• _WHAT IS NEEDED_
Repeat each entry in full, exactly.

Figure data in JSON
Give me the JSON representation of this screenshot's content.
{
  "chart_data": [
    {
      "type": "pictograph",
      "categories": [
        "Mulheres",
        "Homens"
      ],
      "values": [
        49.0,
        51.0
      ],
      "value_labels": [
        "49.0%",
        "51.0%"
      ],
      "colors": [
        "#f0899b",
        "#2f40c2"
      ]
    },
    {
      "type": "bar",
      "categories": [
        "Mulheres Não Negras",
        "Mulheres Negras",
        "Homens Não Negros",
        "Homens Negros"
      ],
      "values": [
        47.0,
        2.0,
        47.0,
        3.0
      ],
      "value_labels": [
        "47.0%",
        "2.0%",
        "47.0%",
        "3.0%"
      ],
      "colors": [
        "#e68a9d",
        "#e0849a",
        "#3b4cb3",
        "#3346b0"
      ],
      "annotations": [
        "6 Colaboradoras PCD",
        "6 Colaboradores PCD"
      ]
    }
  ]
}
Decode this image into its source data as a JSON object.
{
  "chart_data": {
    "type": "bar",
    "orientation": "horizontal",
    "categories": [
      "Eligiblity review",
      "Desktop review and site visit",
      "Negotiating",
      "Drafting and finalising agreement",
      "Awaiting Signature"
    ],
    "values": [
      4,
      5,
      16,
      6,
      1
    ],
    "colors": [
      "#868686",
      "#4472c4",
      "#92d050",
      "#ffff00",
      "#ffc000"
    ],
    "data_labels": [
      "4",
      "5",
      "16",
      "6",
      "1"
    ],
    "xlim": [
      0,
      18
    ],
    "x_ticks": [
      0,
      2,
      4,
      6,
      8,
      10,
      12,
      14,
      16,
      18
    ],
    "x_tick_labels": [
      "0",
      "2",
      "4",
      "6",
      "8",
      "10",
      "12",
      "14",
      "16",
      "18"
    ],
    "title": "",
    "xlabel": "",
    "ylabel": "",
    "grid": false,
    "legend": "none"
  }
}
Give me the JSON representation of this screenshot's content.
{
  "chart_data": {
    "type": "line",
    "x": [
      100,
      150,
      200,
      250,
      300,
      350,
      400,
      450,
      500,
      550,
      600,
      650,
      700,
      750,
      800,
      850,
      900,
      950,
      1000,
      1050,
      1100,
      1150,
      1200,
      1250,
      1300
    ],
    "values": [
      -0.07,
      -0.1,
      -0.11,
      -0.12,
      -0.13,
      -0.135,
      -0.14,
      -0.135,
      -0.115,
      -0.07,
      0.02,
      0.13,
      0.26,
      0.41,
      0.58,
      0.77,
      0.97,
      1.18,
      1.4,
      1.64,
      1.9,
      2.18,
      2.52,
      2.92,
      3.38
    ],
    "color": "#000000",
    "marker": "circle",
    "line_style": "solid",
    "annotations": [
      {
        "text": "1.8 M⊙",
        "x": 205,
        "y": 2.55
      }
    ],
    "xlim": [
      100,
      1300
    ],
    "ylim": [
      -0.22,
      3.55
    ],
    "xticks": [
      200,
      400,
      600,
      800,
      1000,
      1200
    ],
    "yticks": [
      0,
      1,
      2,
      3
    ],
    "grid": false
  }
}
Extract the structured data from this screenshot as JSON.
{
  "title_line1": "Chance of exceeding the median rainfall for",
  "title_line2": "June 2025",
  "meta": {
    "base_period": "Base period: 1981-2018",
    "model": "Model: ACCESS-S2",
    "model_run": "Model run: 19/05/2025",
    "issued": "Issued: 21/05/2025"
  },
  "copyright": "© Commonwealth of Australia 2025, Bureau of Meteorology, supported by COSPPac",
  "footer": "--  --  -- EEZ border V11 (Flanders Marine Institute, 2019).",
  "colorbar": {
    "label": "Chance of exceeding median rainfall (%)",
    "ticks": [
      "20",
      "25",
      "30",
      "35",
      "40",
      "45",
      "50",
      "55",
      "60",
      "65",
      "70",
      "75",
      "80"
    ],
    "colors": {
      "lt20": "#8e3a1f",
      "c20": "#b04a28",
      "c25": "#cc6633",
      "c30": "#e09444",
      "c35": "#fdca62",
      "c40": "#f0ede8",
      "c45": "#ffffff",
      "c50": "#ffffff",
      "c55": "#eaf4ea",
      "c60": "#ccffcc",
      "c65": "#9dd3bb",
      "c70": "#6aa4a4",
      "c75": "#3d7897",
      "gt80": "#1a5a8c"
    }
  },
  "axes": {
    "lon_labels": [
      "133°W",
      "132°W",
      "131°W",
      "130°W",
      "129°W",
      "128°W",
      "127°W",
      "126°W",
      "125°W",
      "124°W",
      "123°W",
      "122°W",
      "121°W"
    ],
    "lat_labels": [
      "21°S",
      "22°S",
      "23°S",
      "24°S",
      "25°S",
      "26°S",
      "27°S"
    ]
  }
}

• _EXERCISE RESPONSE_
Give me the JSON representation of this screenshot's content.
{
  "chart_data": [
    {
      "type": "pictograph",
      "categories": [
        "Mulheres",
        "Homens"
      ],
      "values": [
        49.0,
        51.0
      ],
      "value_labels": [
        "49.0%",
        "51.0%"
      ],
      "colors": [
        "#f0899b",
        "#2f40c2"
      ]
    },
    {
      "type": "bar",
      "categories": [
        "Mulheres Não Negras",
        "Mulheres Negras",
        "Homens Não Negros",
        "Homens Negros"
      ],
      "values": [
        47.0,
        2.0,
        47.0,
        3.0
      ],
      "value_labels": [
        "47.0%",
        "2.0%",
        "47.0%",
        "3.0%"
      ],
      "colors": [
        "#e68a9d",
        "#e0849a",
        "#3b4cb3",
        "#3346b0"
      ],
      "annotations": [
        "6 Colaboradoras PCD",
        "6 Colaboradores PCD"
      ]
    }
  ]
}
Decode this image into its source data as a JSON object.
{
  "chart_data": {
    "type": "bar",
    "orientation": "horizontal",
    "categories": [
      "Eligiblity review",
      "Desktop review and site visit",
      "Negotiating",
      "Drafting and finalising agreement",
      "Awaiting Signature"
    ],
    "values": [
      4,
      5,
      16,
      6,
      1
    ],
    "colors": [
      "#868686",
      "#4472c4",
      "#92d050",
      "#ffff00",
      "#ffc000"
    ],
    "data_labels": [
      "4",
      "5",
      "16",
      "6",
      "1"
    ],
    "xlim": [
      0,
      18
    ],
    "x_ticks": [
      0,
      2,
      4,
      6,
      8,
      10,
      12,
      14,
      16,
      18
    ],
    "x_tick_labels": [
      "0",
      "2",
      "4",
      "6",
      "8",
      "10",
      "12",
      "14",
      "16",
      "18"
    ],
    "title": "",
    "xlabel": "",
    "ylabel": "",
    "grid": false,
    "legend": "none"
  }
}
Give me the JSON representation of this screenshot's content.
{
  "chart_data": {
    "type": "line",
    "x": [
      100,
      150,
      200,
      250,
      300,
      350,
      400,
      450,
      500,
      550,
      600,
      650,
      700,
      750,
      800,
      850,
      900,
      950,
      1000,
      1050,
      1100,
      1150,
      1200,
      1250,
      1300
    ],
    "values": [
      -0.07,
      -0.1,
      -0.11,
      -0.12,
      -0.13,
      -0.135,
      -0.14,
      -0.135,
      -0.115,
      -0.07,
      0.02,
      0.13,
      0.26,
      0.41,
      0.58,
      0.77,
      0.97,
      1.18,
      1.4,
      1.64,
      1.9,
      2.18,
      2.52,
      2.92,
      3.38
    ],
    "color": "#000000",
    "marker": "circle",
    "line_style": "solid",
    "annotations": [
      {
        "text": "1.8 M⊙",
        "x": 205,
        "y": 2.55
      }
    ],
    "xlim": [
      100,
      1300
    ],
    "ylim": [
      -0.22,
      3.55
    ],
    "xticks": [
      200,
      400,
      600,
      800,
      1000,
      1200
    ],
    "yticks": [
      0,
      1,
      2,
      3
    ],
    "grid": false
  }
}
Extract the structured data from this screenshot as JSON.
{
  "title_line1": "Chance of exceeding the median rainfall for",
  "title_line2": "June 2025",
  "meta": {
    "base_period": "Base period: 1981-2018",
    "model": "Model: ACCESS-S2",
    "model_run": "Model run: 19/05/2025",
    "issued": "Issued: 21/05/2025"
  },
  "copyright": "© Commonwealth of Australia 2025, Bureau of Meteorology, supported by COSPPac",
  "footer": "--  --  -- EEZ border V11 (Flanders Marine Institute, 2019).",
  "colorbar": {
    "label": "Chance of exceeding median rainfall (%)",
    "ticks": [
      "20",
      "25",
      "30",
      "35",
      "40",
      "45",
      "50",
      "55",
      "60",
      "65",
      "70",
      "75",
      "80"
    ],
    "colors": {
      "lt20": "#8e3a1f",
      "c20": "#b04a28",
      "c25": "#cc6633",
      "c30": "#e09444",
      "c35": "#fdca62",
      "c40": "#f0ede8",
      "c45": "#ffffff",
      "c50": "#ffffff",
      "c55": "#eaf4ea",
      "c60": "#ccffcc",
      "c65": "#9dd3bb",
      "c70": "#6aa4a4",
      "c75": "#3d7897",
      "gt80": "#1a5a8c"
    }
  },
  "axes": {
    "lon_labels": [
      "133°W",
      "132°W",
      "131°W",
      "130°W",
      "129°W",
      "128°W",
      "127°W",
      "126°W",
      "125°W",
      "124°W",
      "123°W",
      "122°W",
      "121°W"
    ],
    "lat_labels": [
      "21°S",
      "22°S",
      "23°S",
      "24°S",
      "25°S",
      "26°S",
      "27°S"
    ]
  }
}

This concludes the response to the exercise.